*** Data shown
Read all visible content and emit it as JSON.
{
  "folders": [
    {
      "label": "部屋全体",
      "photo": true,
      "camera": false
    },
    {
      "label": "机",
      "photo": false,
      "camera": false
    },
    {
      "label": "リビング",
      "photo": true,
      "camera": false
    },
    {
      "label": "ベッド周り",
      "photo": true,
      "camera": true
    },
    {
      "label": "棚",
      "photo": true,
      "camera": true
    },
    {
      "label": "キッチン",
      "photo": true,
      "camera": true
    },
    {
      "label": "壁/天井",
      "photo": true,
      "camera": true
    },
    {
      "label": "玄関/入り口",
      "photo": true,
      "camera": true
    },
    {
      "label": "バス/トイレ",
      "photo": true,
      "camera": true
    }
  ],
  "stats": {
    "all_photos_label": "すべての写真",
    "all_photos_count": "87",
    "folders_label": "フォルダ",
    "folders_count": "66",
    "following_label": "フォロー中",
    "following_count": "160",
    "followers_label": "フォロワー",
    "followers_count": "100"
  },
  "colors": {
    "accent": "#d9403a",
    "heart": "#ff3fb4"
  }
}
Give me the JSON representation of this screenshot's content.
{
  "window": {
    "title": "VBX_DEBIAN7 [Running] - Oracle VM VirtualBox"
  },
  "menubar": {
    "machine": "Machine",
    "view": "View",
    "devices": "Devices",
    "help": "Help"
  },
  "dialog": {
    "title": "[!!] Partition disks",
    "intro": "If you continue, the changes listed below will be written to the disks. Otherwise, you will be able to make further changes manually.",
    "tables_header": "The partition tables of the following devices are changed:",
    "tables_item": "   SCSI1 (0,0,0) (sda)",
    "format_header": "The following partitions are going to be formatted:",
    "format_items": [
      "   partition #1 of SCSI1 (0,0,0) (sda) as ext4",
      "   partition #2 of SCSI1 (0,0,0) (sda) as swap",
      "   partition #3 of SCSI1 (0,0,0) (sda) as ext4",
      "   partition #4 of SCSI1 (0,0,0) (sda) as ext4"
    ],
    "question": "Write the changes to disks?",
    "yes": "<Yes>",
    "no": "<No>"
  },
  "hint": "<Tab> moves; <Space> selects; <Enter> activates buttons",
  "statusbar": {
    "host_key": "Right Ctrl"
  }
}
******
■ The exercise
Every record above must be duplicated exactly.

■ Response to this exercise
Read all visible content and emit it as JSON.
{
  "folders": [
    {
      "label": "部屋全体",
      "photo": true,
      "camera": false
    },
    {
      "label": "机",
      "photo": false,
      "camera": false
    },
    {
      "label": "リビング",
      "photo": true,
      "camera": false
    },
    {
      "label": "ベッド周り",
      "photo": true,
      "camera": true
    },
    {
      "label": "棚",
      "photo": true,
      "camera": true
    },
    {
      "label": "キッチン",
      "photo": true,
      "camera": true
    },
    {
      "label": "壁/天井",
      "photo": true,
      "camera": true
    },
    {
      "label": "玄関/入り口",
      "photo": true,
      "camera": true
    },
    {
      "label": "バス/トイレ",
      "photo": true,
      "camera": true
    }
  ],
  "stats": {
    "all_photos_label": "すべての写真",
    "all_photos_count": "87",
    "folders_label": "フォルダ",
    "folders_count": "66",
    "following_label": "フォロー中",
    "following_count": "160",
    "followers_label": "フォロワー",
    "followers_count": "100"
  },
  "colors": {
    "accent": "#d9403a",
    "heart": "#ff3fb4"
  }
}
Give me the JSON representation of this screenshot's content.
{
  "window": {
    "title": "VBX_DEBIAN7 [Running] - Oracle VM VirtualBox"
  },
  "menubar": {
    "machine": "Machine",
    "view": "View",
    "devices": "Devices",
    "help": "Help"
  },
  "dialog": {
    "title": "[!!] Partition disks",
    "intro": "If you continue, the changes listed below will be written to the disks. Otherwise, you will be able to make further changes manually.",
    "tables_header": "The partition tables of the following devices are changed:",
    "tables_item": "   SCSI1 (0,0,0) (sda)",
    "format_header": "The following partitions are going to be formatted:",
    "format_items": [
      "   partition #1 of SCSI1 (0,0,0) (sda) as ext4",
      "   partition #2 of SCSI1 (0,0,0) (sda) as swap",
      "   partition #3 of SCSI1 (0,0,0) (sda) as ext4",
      "   partition #4 of SCSI1 (0,0,0) (sda) as ext4"
    ],
    "question": "Write the changes to disks?",
    "yes": "<Yes>",
    "no": "<No>"
  },
  "hint": "<Tab> moves; <Space> selects; <Enter> activates buttons",
  "statusbar": {
    "host_key": "Right Ctrl"
  }
}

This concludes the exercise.